**Data supplied**:

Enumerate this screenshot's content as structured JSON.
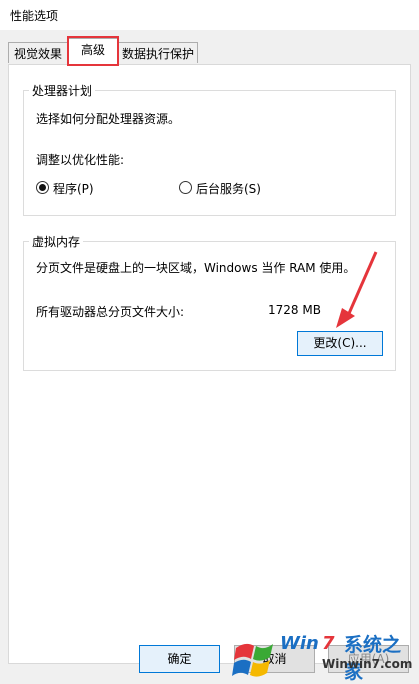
{
  "window": {
    "title": "性能选项"
  },
  "tabs": [
    {
      "label": "视觉效果"
    },
    {
      "label": "高级"
    },
    {
      "label": "数据执行保护"
    }
  ],
  "processor": {
    "legend": "处理器计划",
    "description": "选择如何分配处理器资源。",
    "adjust_label": "调整以优化性能:",
    "options": [
      {
        "label": "程序(P)",
        "checked": true
      },
      {
        "label": "后台服务(S)",
        "checked": false
      }
    ]
  },
  "virtual_memory": {
    "legend": "虚拟内存",
    "description": "分页文件是硬盘上的一块区域，Windows 当作 RAM 使用。",
    "total_label": "所有驱动器总分页文件大小:",
    "total_value": "1728 MB",
    "change_button": "更改(C)..."
  },
  "footer": {
    "ok_button": "确定",
    "cancel_button": "取消",
    "apply_button": "应用(A)"
  },
  "watermark": {
    "text": "系统之家",
    "url": "Winwin7.com",
    "colors": {
      "red": "#e5353b",
      "green": "#3aa935",
      "blue": "#1b6fc3",
      "yellow": "#f5b800"
    }
  },
  "annotation": {
    "color": "#e5353b"
  }
}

**Task instructions**:
Reproduce every entry word for word, but omit the pictures.

**Output for this exercise**:
Enumerate this screenshot's content as structured JSON.
{
  "window": {
    "title": "性能选项"
  },
  "tabs": [
    {
      "label": "视觉效果"
    },
    {
      "label": "高级"
    },
    {
      "label": "数据执行保护"
    }
  ],
  "processor": {
    "legend": "处理器计划",
    "description": "选择如何分配处理器资源。",
    "adjust_label": "调整以优化性能:",
    "options": [
      {
        "label": "程序(P)",
        "checked": true
      },
      {
        "label": "后台服务(S)",
        "checked": false
      }
    ]
  },
  "virtual_memory": {
    "legend": "虚拟内存",
    "description": "分页文件是硬盘上的一块区域，Windows 当作 RAM 使用。",
    "total_label": "所有驱动器总分页文件大小:",
    "total_value": "1728 MB",
    "change_button": "更改(C)..."
  },
  "footer": {
    "ok_button": "确定",
    "cancel_button": "取消",
    "apply_button": "应用(A)"
  },
  "watermark": {
    "text": "系统之家",
    "url": "Winwin7.com",
    "colors": {
      "red": "#e5353b",
      "green": "#3aa935",
      "blue": "#1b6fc3",
      "yellow": "#f5b800"
    }
  },
  "annotation": {
    "color": "#e5353b"
  }
}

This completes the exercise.